RECORDS SUPPLIED:
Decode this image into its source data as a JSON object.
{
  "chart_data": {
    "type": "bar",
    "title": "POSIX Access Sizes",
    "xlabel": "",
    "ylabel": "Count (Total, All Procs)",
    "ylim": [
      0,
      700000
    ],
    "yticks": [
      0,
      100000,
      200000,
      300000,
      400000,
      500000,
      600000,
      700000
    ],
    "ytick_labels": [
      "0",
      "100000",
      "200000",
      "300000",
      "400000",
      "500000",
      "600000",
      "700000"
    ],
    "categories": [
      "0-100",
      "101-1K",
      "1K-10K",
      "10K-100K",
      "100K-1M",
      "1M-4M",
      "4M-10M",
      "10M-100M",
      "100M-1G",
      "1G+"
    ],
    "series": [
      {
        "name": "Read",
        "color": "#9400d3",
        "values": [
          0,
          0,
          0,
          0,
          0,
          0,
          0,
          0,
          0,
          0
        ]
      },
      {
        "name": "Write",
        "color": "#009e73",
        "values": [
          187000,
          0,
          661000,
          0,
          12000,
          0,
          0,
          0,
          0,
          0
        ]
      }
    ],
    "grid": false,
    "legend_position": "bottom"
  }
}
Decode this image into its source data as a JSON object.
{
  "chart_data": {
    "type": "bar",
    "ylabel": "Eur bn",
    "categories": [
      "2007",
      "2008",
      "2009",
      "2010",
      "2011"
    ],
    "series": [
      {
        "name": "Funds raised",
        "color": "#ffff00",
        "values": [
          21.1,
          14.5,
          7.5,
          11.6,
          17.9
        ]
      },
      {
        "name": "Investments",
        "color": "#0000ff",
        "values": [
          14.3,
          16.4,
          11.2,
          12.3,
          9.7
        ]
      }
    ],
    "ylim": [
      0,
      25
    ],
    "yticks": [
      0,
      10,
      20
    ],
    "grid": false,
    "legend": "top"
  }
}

YOUR TASK:
Using the listing above, reproduce each line without omission.

REPLY TO THE TASK:
Decode this image into its source data as a JSON object.
{
  "chart_data": {
    "type": "bar",
    "title": "POSIX Access Sizes",
    "xlabel": "",
    "ylabel": "Count (Total, All Procs)",
    "ylim": [
      0,
      700000
    ],
    "yticks": [
      0,
      100000,
      200000,
      300000,
      400000,
      500000,
      600000,
      700000
    ],
    "ytick_labels": [
      "0",
      "100000",
      "200000",
      "300000",
      "400000",
      "500000",
      "600000",
      "700000"
    ],
    "categories": [
      "0-100",
      "101-1K",
      "1K-10K",
      "10K-100K",
      "100K-1M",
      "1M-4M",
      "4M-10M",
      "10M-100M",
      "100M-1G",
      "1G+"
    ],
    "series": [
      {
        "name": "Read",
        "color": "#9400d3",
        "values": [
          0,
          0,
          0,
          0,
          0,
          0,
          0,
          0,
          0,
          0
        ]
      },
      {
        "name": "Write",
        "color": "#009e73",
        "values": [
          187000,
          0,
          661000,
          0,
          12000,
          0,
          0,
          0,
          0,
          0
        ]
      }
    ],
    "grid": false,
    "legend_position": "bottom"
  }
}
Decode this image into its source data as a JSON object.
{
  "chart_data": {
    "type": "bar",
    "ylabel": "Eur bn",
    "categories": [
      "2007",
      "2008",
      "2009",
      "2010",
      "2011"
    ],
    "series": [
      {
        "name": "Funds raised",
        "color": "#ffff00",
        "values": [
          21.1,
          14.5,
          7.5,
          11.6,
          17.9
        ]
      },
      {
        "name": "Investments",
        "color": "#0000ff",
        "values": [
          14.3,
          16.4,
          11.2,
          12.3,
          9.7
        ]
      }
    ],
    "ylim": [
      0,
      25
    ],
    "yticks": [
      0,
      10,
      20
    ],
    "grid": false,
    "legend": "top"
  }
}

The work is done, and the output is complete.